## What the exercise asks
Repeat each line of the material exactly.

## Data entries
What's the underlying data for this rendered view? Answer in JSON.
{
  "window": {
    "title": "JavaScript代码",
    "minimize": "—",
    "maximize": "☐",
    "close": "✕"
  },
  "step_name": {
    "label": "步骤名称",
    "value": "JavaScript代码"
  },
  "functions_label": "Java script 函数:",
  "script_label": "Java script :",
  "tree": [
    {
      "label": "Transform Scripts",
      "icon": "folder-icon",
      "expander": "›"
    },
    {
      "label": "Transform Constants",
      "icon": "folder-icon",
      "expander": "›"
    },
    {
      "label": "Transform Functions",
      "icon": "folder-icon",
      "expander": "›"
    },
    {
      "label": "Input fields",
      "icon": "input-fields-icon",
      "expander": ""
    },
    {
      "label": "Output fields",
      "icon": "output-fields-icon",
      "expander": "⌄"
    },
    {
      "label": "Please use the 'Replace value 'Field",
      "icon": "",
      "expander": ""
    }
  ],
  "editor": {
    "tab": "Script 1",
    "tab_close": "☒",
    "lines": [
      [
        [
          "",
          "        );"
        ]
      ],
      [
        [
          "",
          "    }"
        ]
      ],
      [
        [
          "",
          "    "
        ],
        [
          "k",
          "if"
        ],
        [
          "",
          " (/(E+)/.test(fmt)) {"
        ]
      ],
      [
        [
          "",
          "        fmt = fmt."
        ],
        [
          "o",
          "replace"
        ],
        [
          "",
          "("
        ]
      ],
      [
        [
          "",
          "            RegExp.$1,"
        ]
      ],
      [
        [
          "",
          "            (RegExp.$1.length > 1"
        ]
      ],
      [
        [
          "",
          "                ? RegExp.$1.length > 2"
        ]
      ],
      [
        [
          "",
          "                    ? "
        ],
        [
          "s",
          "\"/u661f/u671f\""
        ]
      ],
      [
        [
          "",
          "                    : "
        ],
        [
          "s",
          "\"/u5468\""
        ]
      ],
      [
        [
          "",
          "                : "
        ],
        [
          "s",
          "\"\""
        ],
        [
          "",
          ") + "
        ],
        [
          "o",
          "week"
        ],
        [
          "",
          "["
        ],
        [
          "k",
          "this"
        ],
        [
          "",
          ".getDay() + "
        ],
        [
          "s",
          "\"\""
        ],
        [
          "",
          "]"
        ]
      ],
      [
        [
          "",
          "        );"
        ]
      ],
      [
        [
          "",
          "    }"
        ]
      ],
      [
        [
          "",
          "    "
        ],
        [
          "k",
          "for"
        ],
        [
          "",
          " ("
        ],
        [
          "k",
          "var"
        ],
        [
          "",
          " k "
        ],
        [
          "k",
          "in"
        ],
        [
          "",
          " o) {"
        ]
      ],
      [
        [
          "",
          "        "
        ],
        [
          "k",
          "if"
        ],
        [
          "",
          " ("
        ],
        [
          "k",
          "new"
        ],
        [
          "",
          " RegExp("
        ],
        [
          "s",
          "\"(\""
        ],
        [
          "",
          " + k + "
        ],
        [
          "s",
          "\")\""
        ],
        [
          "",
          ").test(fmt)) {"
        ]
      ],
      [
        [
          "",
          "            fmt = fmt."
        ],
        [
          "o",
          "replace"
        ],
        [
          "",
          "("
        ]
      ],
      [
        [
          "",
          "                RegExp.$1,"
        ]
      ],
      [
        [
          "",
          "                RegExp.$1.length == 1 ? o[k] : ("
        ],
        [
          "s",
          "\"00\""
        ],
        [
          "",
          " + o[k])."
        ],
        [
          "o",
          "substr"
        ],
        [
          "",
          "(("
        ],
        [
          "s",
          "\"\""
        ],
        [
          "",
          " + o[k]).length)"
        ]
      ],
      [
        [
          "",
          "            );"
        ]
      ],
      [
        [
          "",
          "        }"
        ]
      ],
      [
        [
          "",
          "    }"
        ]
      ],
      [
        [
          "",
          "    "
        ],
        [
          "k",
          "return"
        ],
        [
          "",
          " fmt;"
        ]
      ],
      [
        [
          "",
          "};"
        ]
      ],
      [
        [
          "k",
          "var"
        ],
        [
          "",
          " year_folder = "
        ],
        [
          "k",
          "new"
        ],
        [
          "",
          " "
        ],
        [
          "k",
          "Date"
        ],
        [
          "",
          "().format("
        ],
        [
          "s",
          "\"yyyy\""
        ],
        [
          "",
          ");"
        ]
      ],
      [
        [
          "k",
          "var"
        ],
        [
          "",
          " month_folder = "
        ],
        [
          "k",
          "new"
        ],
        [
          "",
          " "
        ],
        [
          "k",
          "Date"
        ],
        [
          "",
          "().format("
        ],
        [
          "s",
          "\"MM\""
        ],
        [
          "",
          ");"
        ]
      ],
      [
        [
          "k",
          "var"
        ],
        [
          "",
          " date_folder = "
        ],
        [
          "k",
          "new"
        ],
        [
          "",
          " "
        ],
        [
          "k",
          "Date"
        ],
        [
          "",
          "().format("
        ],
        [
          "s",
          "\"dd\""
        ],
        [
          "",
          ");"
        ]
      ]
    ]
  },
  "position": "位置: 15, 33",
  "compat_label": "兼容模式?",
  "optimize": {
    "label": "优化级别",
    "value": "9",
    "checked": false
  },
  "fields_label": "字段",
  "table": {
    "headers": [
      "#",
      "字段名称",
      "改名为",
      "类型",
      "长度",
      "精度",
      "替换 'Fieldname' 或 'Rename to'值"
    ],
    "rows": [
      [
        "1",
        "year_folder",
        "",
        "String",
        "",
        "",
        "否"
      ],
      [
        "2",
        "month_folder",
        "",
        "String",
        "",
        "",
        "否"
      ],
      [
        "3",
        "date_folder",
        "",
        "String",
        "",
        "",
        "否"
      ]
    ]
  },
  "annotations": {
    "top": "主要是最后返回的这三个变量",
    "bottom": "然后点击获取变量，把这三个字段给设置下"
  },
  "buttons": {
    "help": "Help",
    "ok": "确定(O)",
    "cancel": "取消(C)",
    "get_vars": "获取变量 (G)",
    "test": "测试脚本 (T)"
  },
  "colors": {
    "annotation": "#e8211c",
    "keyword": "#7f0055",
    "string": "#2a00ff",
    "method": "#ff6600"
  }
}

## Result for this task
What's the underlying data for this rendered view? Answer in JSON.
{
  "window": {
    "title": "JavaScript代码",
    "minimize": "—",
    "maximize": "☐",
    "close": "✕"
  },
  "step_name": {
    "label": "步骤名称",
    "value": "JavaScript代码"
  },
  "functions_label": "Java script 函数:",
  "script_label": "Java script :",
  "tree": [
    {
      "label": "Transform Scripts",
      "icon": "folder-icon",
      "expander": "›"
    },
    {
      "label": "Transform Constants",
      "icon": "folder-icon",
      "expander": "›"
    },
    {
      "label": "Transform Functions",
      "icon": "folder-icon",
      "expander": "›"
    },
    {
      "label": "Input fields",
      "icon": "input-fields-icon",
      "expander": ""
    },
    {
      "label": "Output fields",
      "icon": "output-fields-icon",
      "expander": "⌄"
    },
    {
      "label": "Please use the 'Replace value 'Field",
      "icon": "",
      "expander": ""
    }
  ],
  "editor": {
    "tab": "Script 1",
    "tab_close": "☒",
    "lines": [
      [
        [
          "",
          "        );"
        ]
      ],
      [
        [
          "",
          "    }"
        ]
      ],
      [
        [
          "",
          "    "
        ],
        [
          "k",
          "if"
        ],
        [
          "",
          " (/(E+)/.test(fmt)) {"
        ]
      ],
      [
        [
          "",
          "        fmt = fmt."
        ],
        [
          "o",
          "replace"
        ],
        [
          "",
          "("
        ]
      ],
      [
        [
          "",
          "            RegExp.$1,"
        ]
      ],
      [
        [
          "",
          "            (RegExp.$1.length > 1"
        ]
      ],
      [
        [
          "",
          "                ? RegExp.$1.length > 2"
        ]
      ],
      [
        [
          "",
          "                    ? "
        ],
        [
          "s",
          "\"/u661f/u671f\""
        ]
      ],
      [
        [
          "",
          "                    : "
        ],
        [
          "s",
          "\"/u5468\""
        ]
      ],
      [
        [
          "",
          "                : "
        ],
        [
          "s",
          "\"\""
        ],
        [
          "",
          ") + "
        ],
        [
          "o",
          "week"
        ],
        [
          "",
          "["
        ],
        [
          "k",
          "this"
        ],
        [
          "",
          ".getDay() + "
        ],
        [
          "s",
          "\"\""
        ],
        [
          "",
          "]"
        ]
      ],
      [
        [
          "",
          "        );"
        ]
      ],
      [
        [
          "",
          "    }"
        ]
      ],
      [
        [
          "",
          "    "
        ],
        [
          "k",
          "for"
        ],
        [
          "",
          " ("
        ],
        [
          "k",
          "var"
        ],
        [
          "",
          " k "
        ],
        [
          "k",
          "in"
        ],
        [
          "",
          " o) {"
        ]
      ],
      [
        [
          "",
          "        "
        ],
        [
          "k",
          "if"
        ],
        [
          "",
          " ("
        ],
        [
          "k",
          "new"
        ],
        [
          "",
          " RegExp("
        ],
        [
          "s",
          "\"(\""
        ],
        [
          "",
          " + k + "
        ],
        [
          "s",
          "\")\""
        ],
        [
          "",
          ").test(fmt)) {"
        ]
      ],
      [
        [
          "",
          "            fmt = fmt."
        ],
        [
          "o",
          "replace"
        ],
        [
          "",
          "("
        ]
      ],
      [
        [
          "",
          "                RegExp.$1,"
        ]
      ],
      [
        [
          "",
          "                RegExp.$1.length == 1 ? o[k] : ("
        ],
        [
          "s",
          "\"00\""
        ],
        [
          "",
          " + o[k])."
        ],
        [
          "o",
          "substr"
        ],
        [
          "",
          "(("
        ],
        [
          "s",
          "\"\""
        ],
        [
          "",
          " + o[k]).length)"
        ]
      ],
      [
        [
          "",
          "            );"
        ]
      ],
      [
        [
          "",
          "        }"
        ]
      ],
      [
        [
          "",
          "    }"
        ]
      ],
      [
        [
          "",
          "    "
        ],
        [
          "k",
          "return"
        ],
        [
          "",
          " fmt;"
        ]
      ],
      [
        [
          "",
          "};"
        ]
      ],
      [
        [
          "k",
          "var"
        ],
        [
          "",
          " year_folder = "
        ],
        [
          "k",
          "new"
        ],
        [
          "",
          " "
        ],
        [
          "k",
          "Date"
        ],
        [
          "",
          "().format("
        ],
        [
          "s",
          "\"yyyy\""
        ],
        [
          "",
          ");"
        ]
      ],
      [
        [
          "k",
          "var"
        ],
        [
          "",
          " month_folder = "
        ],
        [
          "k",
          "new"
        ],
        [
          "",
          " "
        ],
        [
          "k",
          "Date"
        ],
        [
          "",
          "().format("
        ],
        [
          "s",
          "\"MM\""
        ],
        [
          "",
          ");"
        ]
      ],
      [
        [
          "k",
          "var"
        ],
        [
          "",
          " date_folder = "
        ],
        [
          "k",
          "new"
        ],
        [
          "",
          " "
        ],
        [
          "k",
          "Date"
        ],
        [
          "",
          "().format("
        ],
        [
          "s",
          "\"dd\""
        ],
        [
          "",
          ");"
        ]
      ]
    ]
  },
  "position": "位置: 15, 33",
  "compat_label": "兼容模式?",
  "optimize": {
    "label": "优化级别",
    "value": "9",
    "checked": false
  },
  "fields_label": "字段",
  "table": {
    "headers": [
      "#",
      "字段名称",
      "改名为",
      "类型",
      "长度",
      "精度",
      "替换 'Fieldname' 或 'Rename to'值"
    ],
    "rows": [
      [
        "1",
        "year_folder",
        "",
        "String",
        "",
        "",
        "否"
      ],
      [
        "2",
        "month_folder",
        "",
        "String",
        "",
        "",
        "否"
      ],
      [
        "3",
        "date_folder",
        "",
        "String",
        "",
        "",
        "否"
      ]
    ]
  },
  "annotations": {
    "top": "主要是最后返回的这三个变量",
    "bottom": "然后点击获取变量，把这三个字段给设置下"
  },
  "buttons": {
    "help": "Help",
    "ok": "确定(O)",
    "cancel": "取消(C)",
    "get_vars": "获取变量 (G)",
    "test": "测试脚本 (T)"
  },
  "colors": {
    "annotation": "#e8211c",
    "keyword": "#7f0055",
    "string": "#2a00ff",
    "method": "#ff6600"
  }
}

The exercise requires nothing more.